> [Figure record extracts]:
──────────

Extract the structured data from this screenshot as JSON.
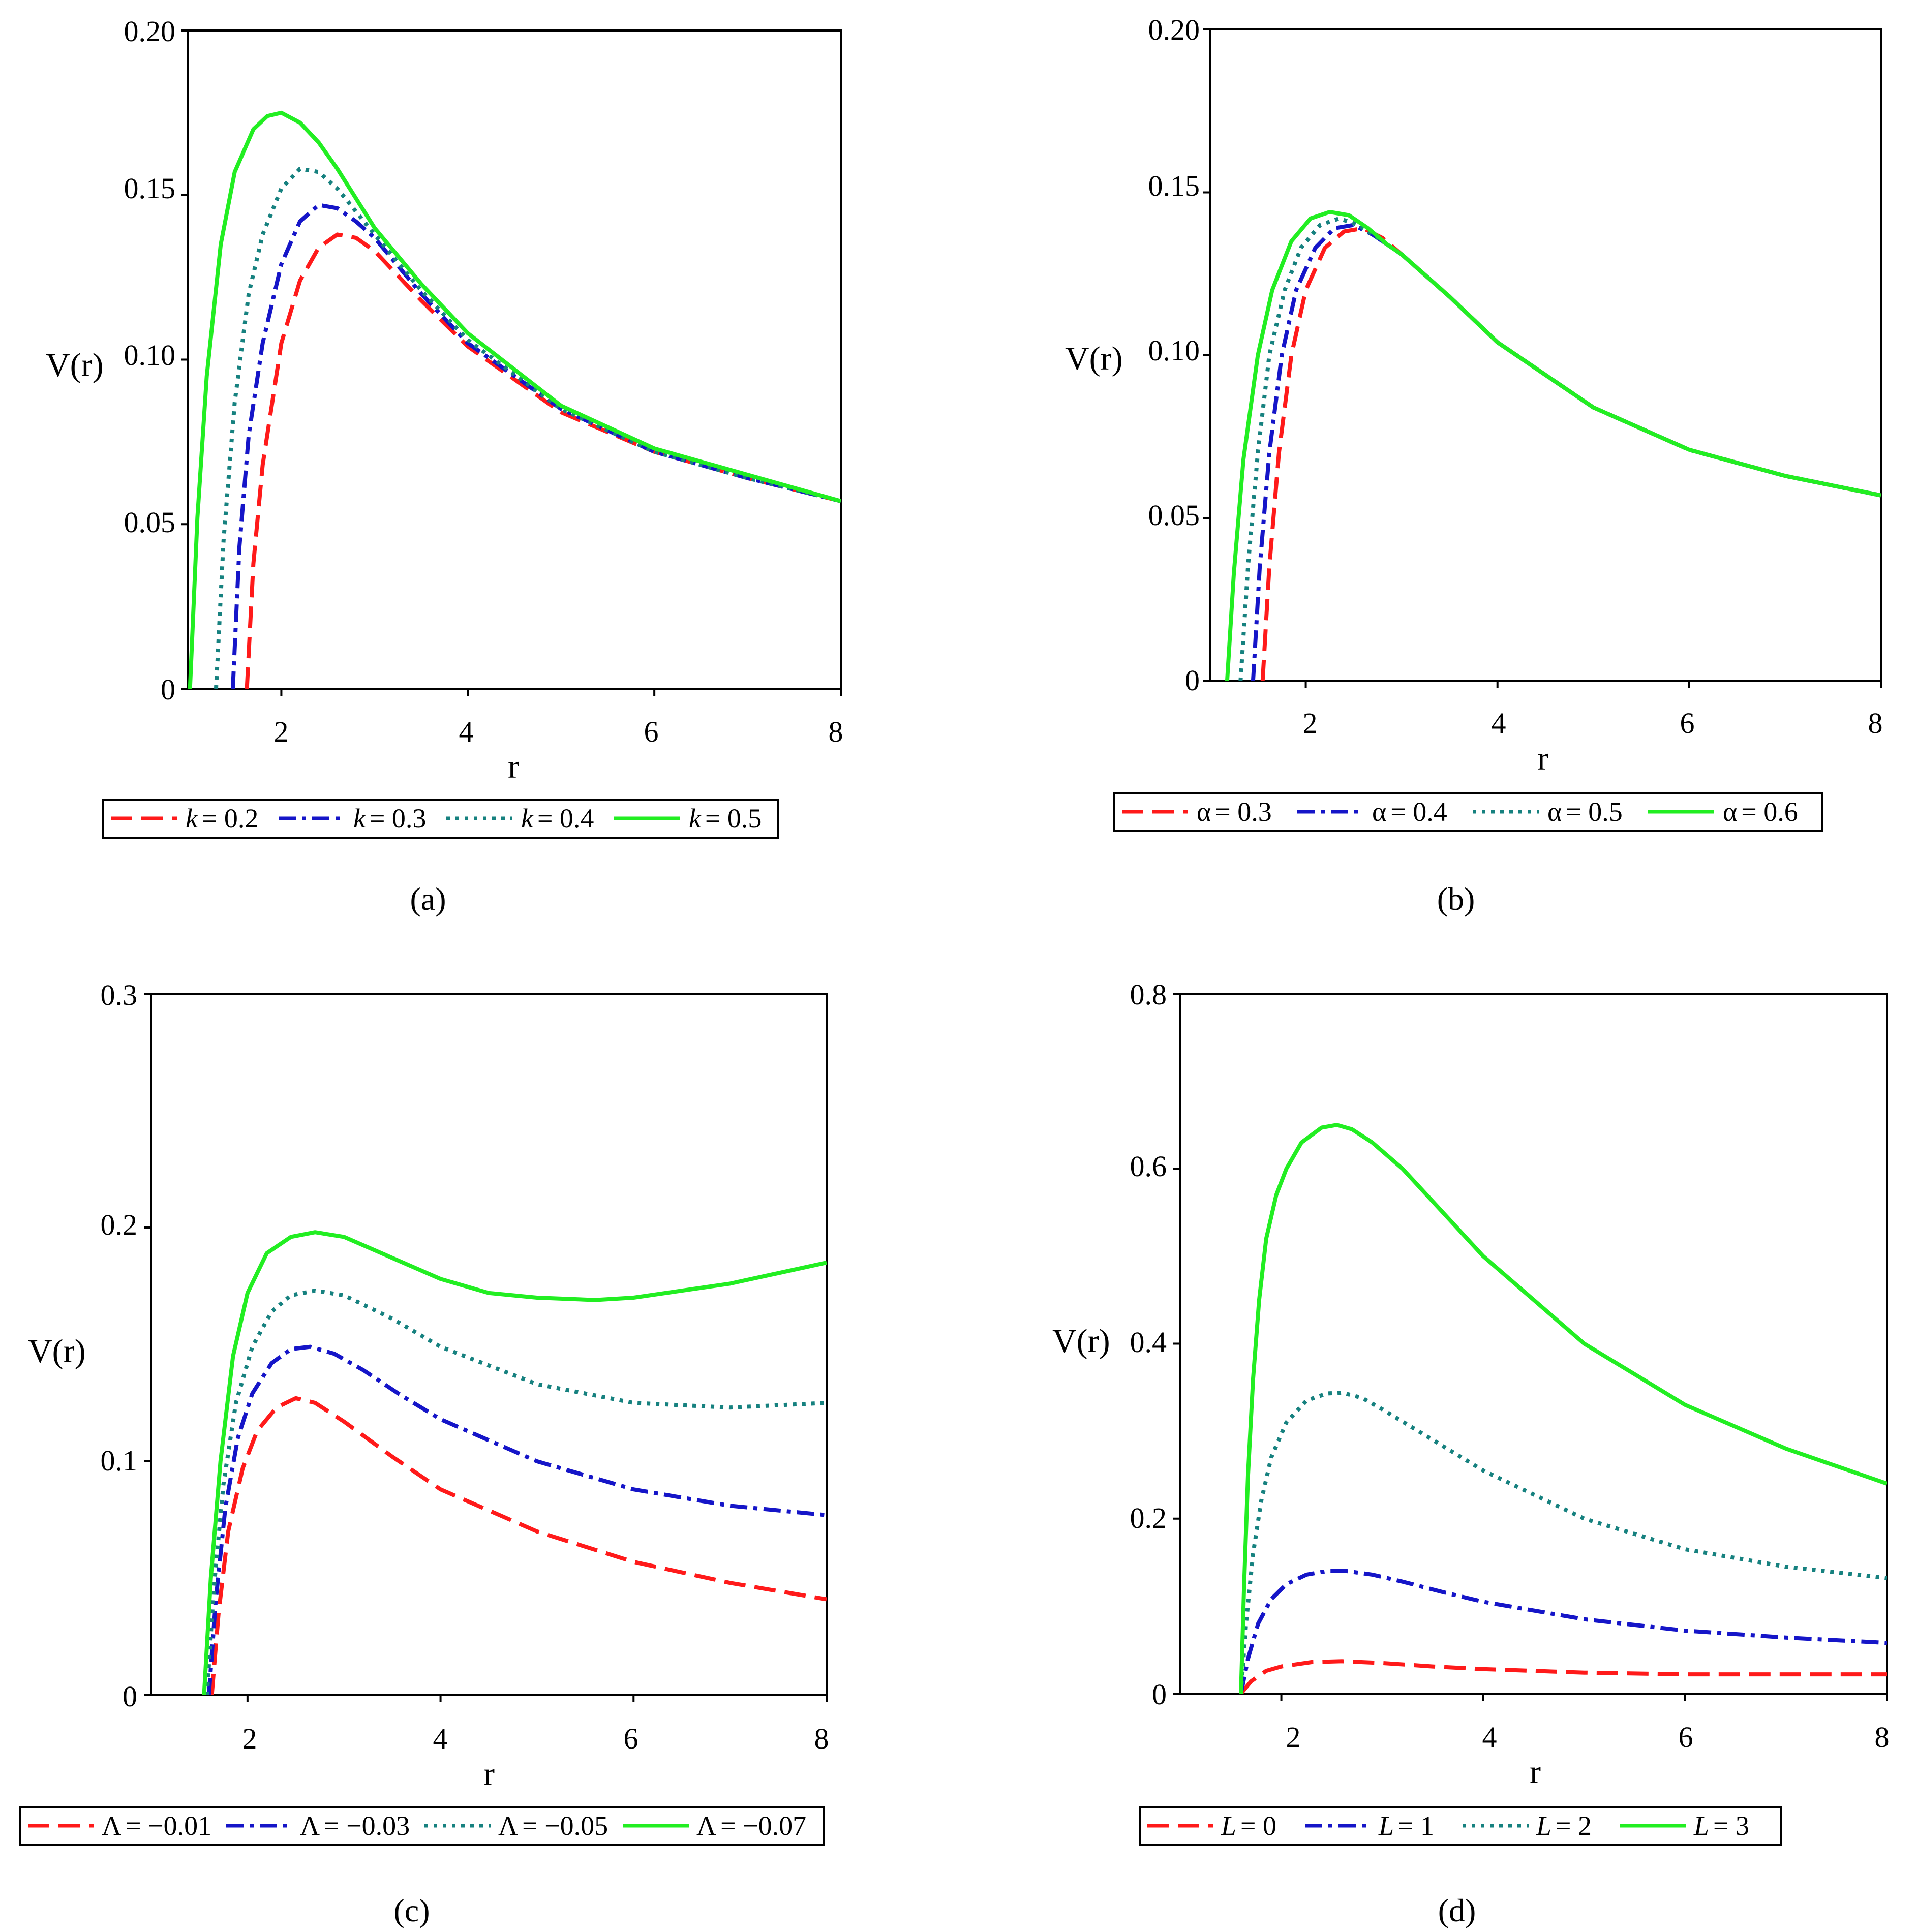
{
  "colors": {
    "red": "#ff1a1a",
    "blue": "#1515c8",
    "teal": "#16817f",
    "green": "#22ee22"
  },
  "chart_data": [
    {
      "type": "line",
      "panel": "a",
      "caption": "(a)",
      "xlabel": "r",
      "ylabel": "V(r)",
      "xlim": [
        1.0,
        8.0
      ],
      "ylim": [
        0,
        0.2
      ],
      "xticks": [
        2,
        4,
        6,
        8
      ],
      "xtick_labels": [
        "2",
        "4",
        "6",
        "8"
      ],
      "yticks": [
        0,
        0.05,
        0.1,
        0.15,
        0.2
      ],
      "ytick_labels": [
        "0",
        "0.05",
        "0.10",
        "0.15",
        "0.20"
      ],
      "series": [
        {
          "symbol": "k",
          "label": "= 0.2",
          "style": "dashed",
          "color": "red",
          "x": [
            1.63,
            1.7,
            1.8,
            2.0,
            2.2,
            2.4,
            2.6,
            2.8,
            3.0,
            3.5,
            4.0,
            5.0,
            6.0,
            7.0,
            8.0
          ],
          "y": [
            0.0,
            0.038,
            0.068,
            0.105,
            0.124,
            0.134,
            0.138,
            0.137,
            0.133,
            0.118,
            0.104,
            0.084,
            0.072,
            0.064,
            0.057
          ]
        },
        {
          "symbol": "k",
          "label": "= 0.3",
          "style": "dashdot",
          "color": "blue",
          "x": [
            1.48,
            1.55,
            1.65,
            1.8,
            2.0,
            2.2,
            2.4,
            2.6,
            2.8,
            3.0,
            3.5,
            4.0,
            5.0,
            6.0,
            7.0,
            8.0
          ],
          "y": [
            0.0,
            0.043,
            0.077,
            0.105,
            0.129,
            0.142,
            0.147,
            0.146,
            0.142,
            0.137,
            0.12,
            0.105,
            0.085,
            0.072,
            0.064,
            0.057
          ]
        },
        {
          "symbol": "k",
          "label": "= 0.4",
          "style": "dotted",
          "color": "teal",
          "x": [
            1.3,
            1.38,
            1.5,
            1.65,
            1.8,
            2.0,
            2.2,
            2.4,
            2.6,
            2.8,
            3.0,
            3.5,
            4.0,
            5.0,
            6.0,
            7.0,
            8.0
          ],
          "y": [
            0.0,
            0.045,
            0.087,
            0.12,
            0.138,
            0.152,
            0.158,
            0.157,
            0.152,
            0.145,
            0.138,
            0.121,
            0.106,
            0.085,
            0.072,
            0.064,
            0.057
          ]
        },
        {
          "symbol": "k",
          "label": "= 0.5",
          "style": "solid",
          "color": "green",
          "x": [
            1.02,
            1.1,
            1.2,
            1.35,
            1.5,
            1.7,
            1.85,
            2.0,
            2.2,
            2.4,
            2.6,
            2.8,
            3.0,
            3.5,
            4.0,
            5.0,
            6.0,
            7.0,
            8.0
          ],
          "y": [
            0.0,
            0.052,
            0.095,
            0.135,
            0.157,
            0.17,
            0.174,
            0.175,
            0.172,
            0.166,
            0.158,
            0.149,
            0.14,
            0.123,
            0.108,
            0.086,
            0.073,
            0.065,
            0.057
          ]
        }
      ]
    },
    {
      "type": "line",
      "panel": "b",
      "caption": "(b)",
      "xlabel": "r",
      "ylabel": "V(r)",
      "xlim": [
        1.0,
        8.0
      ],
      "ylim": [
        0,
        0.2
      ],
      "xticks": [
        2,
        4,
        6,
        8
      ],
      "xtick_labels": [
        "2",
        "4",
        "6",
        "8"
      ],
      "yticks": [
        0,
        0.05,
        0.1,
        0.15,
        0.2
      ],
      "ytick_labels": [
        "0",
        "0.05",
        "0.10",
        "0.15",
        "0.20"
      ],
      "series": [
        {
          "symbol": "α",
          "label": "= 0.3",
          "style": "dashed",
          "color": "red",
          "x": [
            1.55,
            1.62,
            1.72,
            1.85,
            2.0,
            2.2,
            2.4,
            2.6,
            2.8,
            3.0,
            3.5,
            4.0,
            5.0,
            6.0,
            7.0,
            8.0
          ],
          "y": [
            0.0,
            0.035,
            0.07,
            0.1,
            0.12,
            0.133,
            0.138,
            0.139,
            0.136,
            0.131,
            0.118,
            0.104,
            0.084,
            0.071,
            0.063,
            0.057
          ]
        },
        {
          "symbol": "α",
          "label": "= 0.4",
          "style": "dashdot",
          "color": "blue",
          "x": [
            1.45,
            1.52,
            1.62,
            1.75,
            1.9,
            2.1,
            2.3,
            2.5,
            2.7,
            3.0,
            3.5,
            4.0,
            5.0,
            6.0,
            7.0,
            8.0
          ],
          "y": [
            0.0,
            0.035,
            0.07,
            0.1,
            0.12,
            0.133,
            0.139,
            0.14,
            0.137,
            0.131,
            0.118,
            0.104,
            0.084,
            0.071,
            0.063,
            0.057
          ]
        },
        {
          "symbol": "α",
          "label": "= 0.5",
          "style": "dotted",
          "color": "teal",
          "x": [
            1.32,
            1.4,
            1.5,
            1.62,
            1.78,
            1.95,
            2.15,
            2.35,
            2.55,
            2.8,
            3.0,
            3.5,
            4.0,
            5.0,
            6.0,
            7.0,
            8.0
          ],
          "y": [
            0.0,
            0.036,
            0.07,
            0.1,
            0.12,
            0.133,
            0.14,
            0.142,
            0.14,
            0.135,
            0.131,
            0.118,
            0.104,
            0.084,
            0.071,
            0.063,
            0.057
          ]
        },
        {
          "symbol": "α",
          "label": "= 0.6",
          "style": "solid",
          "color": "green",
          "x": [
            1.18,
            1.25,
            1.35,
            1.5,
            1.65,
            1.85,
            2.05,
            2.25,
            2.45,
            2.65,
            2.85,
            3.0,
            3.5,
            4.0,
            5.0,
            6.0,
            7.0,
            8.0
          ],
          "y": [
            0.0,
            0.033,
            0.068,
            0.1,
            0.12,
            0.135,
            0.142,
            0.144,
            0.143,
            0.139,
            0.134,
            0.131,
            0.118,
            0.104,
            0.084,
            0.071,
            0.063,
            0.057
          ]
        }
      ]
    },
    {
      "type": "line",
      "panel": "c",
      "caption": "(c)",
      "xlabel": "r",
      "ylabel": "V(r)",
      "xlim": [
        1.0,
        8.0
      ],
      "ylim": [
        0,
        0.3
      ],
      "xticks": [
        2,
        4,
        6,
        8
      ],
      "xtick_labels": [
        "2",
        "4",
        "6",
        "8"
      ],
      "yticks": [
        0,
        0.1,
        0.2,
        0.3
      ],
      "ytick_labels": [
        "0",
        "0.1",
        "0.2",
        "0.3"
      ],
      "series": [
        {
          "symbol": "Λ",
          "label": "= −0.01",
          "style": "dashed",
          "color": "red",
          "x": [
            1.63,
            1.7,
            1.8,
            1.95,
            2.1,
            2.3,
            2.5,
            2.7,
            3.0,
            3.5,
            4.0,
            5.0,
            6.0,
            7.0,
            8.0
          ],
          "y": [
            0.0,
            0.035,
            0.07,
            0.097,
            0.113,
            0.123,
            0.127,
            0.125,
            0.117,
            0.102,
            0.088,
            0.07,
            0.057,
            0.048,
            0.041
          ]
        },
        {
          "symbol": "Λ",
          "label": "= −0.03",
          "style": "dashdot",
          "color": "blue",
          "x": [
            1.6,
            1.67,
            1.77,
            1.9,
            2.05,
            2.25,
            2.45,
            2.65,
            2.9,
            3.2,
            3.6,
            4.0,
            5.0,
            6.0,
            7.0,
            8.0
          ],
          "y": [
            0.0,
            0.04,
            0.08,
            0.11,
            0.129,
            0.142,
            0.148,
            0.149,
            0.146,
            0.139,
            0.128,
            0.118,
            0.1,
            0.088,
            0.081,
            0.077
          ]
        },
        {
          "symbol": "Λ",
          "label": "= −0.05",
          "style": "dotted",
          "color": "teal",
          "x": [
            1.58,
            1.65,
            1.75,
            1.88,
            2.05,
            2.25,
            2.45,
            2.7,
            3.0,
            3.5,
            4.0,
            5.0,
            6.0,
            7.0,
            8.0
          ],
          "y": [
            0.0,
            0.045,
            0.09,
            0.125,
            0.149,
            0.164,
            0.171,
            0.173,
            0.171,
            0.161,
            0.149,
            0.133,
            0.125,
            0.123,
            0.125
          ]
        },
        {
          "symbol": "Λ",
          "label": "= −0.07",
          "style": "solid",
          "color": "green",
          "x": [
            1.55,
            1.62,
            1.72,
            1.85,
            2.0,
            2.2,
            2.45,
            2.7,
            3.0,
            3.5,
            4.0,
            4.5,
            5.0,
            5.6,
            6.0,
            7.0,
            8.0
          ],
          "y": [
            0.0,
            0.05,
            0.1,
            0.145,
            0.172,
            0.189,
            0.196,
            0.198,
            0.196,
            0.187,
            0.178,
            0.172,
            0.17,
            0.169,
            0.17,
            0.176,
            0.185
          ]
        }
      ]
    },
    {
      "type": "line",
      "panel": "d",
      "caption": "(d)",
      "xlabel": "r",
      "ylabel": "V(r)",
      "xlim": [
        1.0,
        8.0
      ],
      "ylim": [
        0,
        0.8
      ],
      "xticks": [
        2,
        4,
        6,
        8
      ],
      "xtick_labels": [
        "2",
        "4",
        "6",
        "8"
      ],
      "yticks": [
        0,
        0.2,
        0.4,
        0.6,
        0.8
      ],
      "ytick_labels": [
        "0",
        "0.2",
        "0.4",
        "0.6",
        "0.8"
      ],
      "series": [
        {
          "symbol": "L",
          "label": "= 0",
          "style": "dashed",
          "color": "red",
          "x": [
            1.6,
            1.7,
            1.85,
            2.0,
            2.3,
            2.6,
            3.0,
            3.5,
            4.0,
            5.0,
            6.0,
            7.0,
            8.0
          ],
          "y": [
            0.0,
            0.014,
            0.026,
            0.031,
            0.036,
            0.037,
            0.035,
            0.031,
            0.028,
            0.024,
            0.022,
            0.022,
            0.022
          ]
        },
        {
          "symbol": "L",
          "label": "= 1",
          "style": "dashdot",
          "color": "blue",
          "x": [
            1.6,
            1.67,
            1.77,
            1.9,
            2.05,
            2.25,
            2.45,
            2.65,
            2.9,
            3.2,
            3.6,
            4.0,
            5.0,
            6.0,
            7.0,
            8.0
          ],
          "y": [
            0.0,
            0.04,
            0.08,
            0.108,
            0.125,
            0.136,
            0.14,
            0.14,
            0.136,
            0.128,
            0.116,
            0.105,
            0.085,
            0.072,
            0.064,
            0.058
          ]
        },
        {
          "symbol": "L",
          "label": "= 2",
          "style": "dotted",
          "color": "teal",
          "x": [
            1.6,
            1.65,
            1.72,
            1.8,
            1.9,
            2.05,
            2.25,
            2.45,
            2.6,
            2.8,
            3.0,
            3.5,
            4.0,
            5.0,
            6.0,
            7.0,
            8.0
          ],
          "y": [
            0.0,
            0.08,
            0.16,
            0.22,
            0.27,
            0.31,
            0.335,
            0.343,
            0.344,
            0.338,
            0.325,
            0.29,
            0.255,
            0.2,
            0.165,
            0.145,
            0.132
          ]
        },
        {
          "symbol": "L",
          "label": "= 3",
          "style": "solid",
          "color": "green",
          "x": [
            1.6,
            1.63,
            1.67,
            1.72,
            1.78,
            1.85,
            1.95,
            2.05,
            2.2,
            2.4,
            2.55,
            2.7,
            2.9,
            3.2,
            3.6,
            4.0,
            4.5,
            5.0,
            6.0,
            7.0,
            8.0
          ],
          "y": [
            0.0,
            0.12,
            0.25,
            0.36,
            0.45,
            0.52,
            0.57,
            0.6,
            0.63,
            0.647,
            0.65,
            0.645,
            0.63,
            0.6,
            0.55,
            0.5,
            0.45,
            0.4,
            0.33,
            0.28,
            0.24
          ]
        }
      ]
    }
  ]
}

──────────

> [WHAT NEEDS TO BE DONE]:
Which lines contain "caption"? Show each of them.

> [RESULT OF THIS EXERCISE]:
      "caption": "(a)",
      "caption": "(b)",
      "caption": "(c)",
      "caption": "(d)",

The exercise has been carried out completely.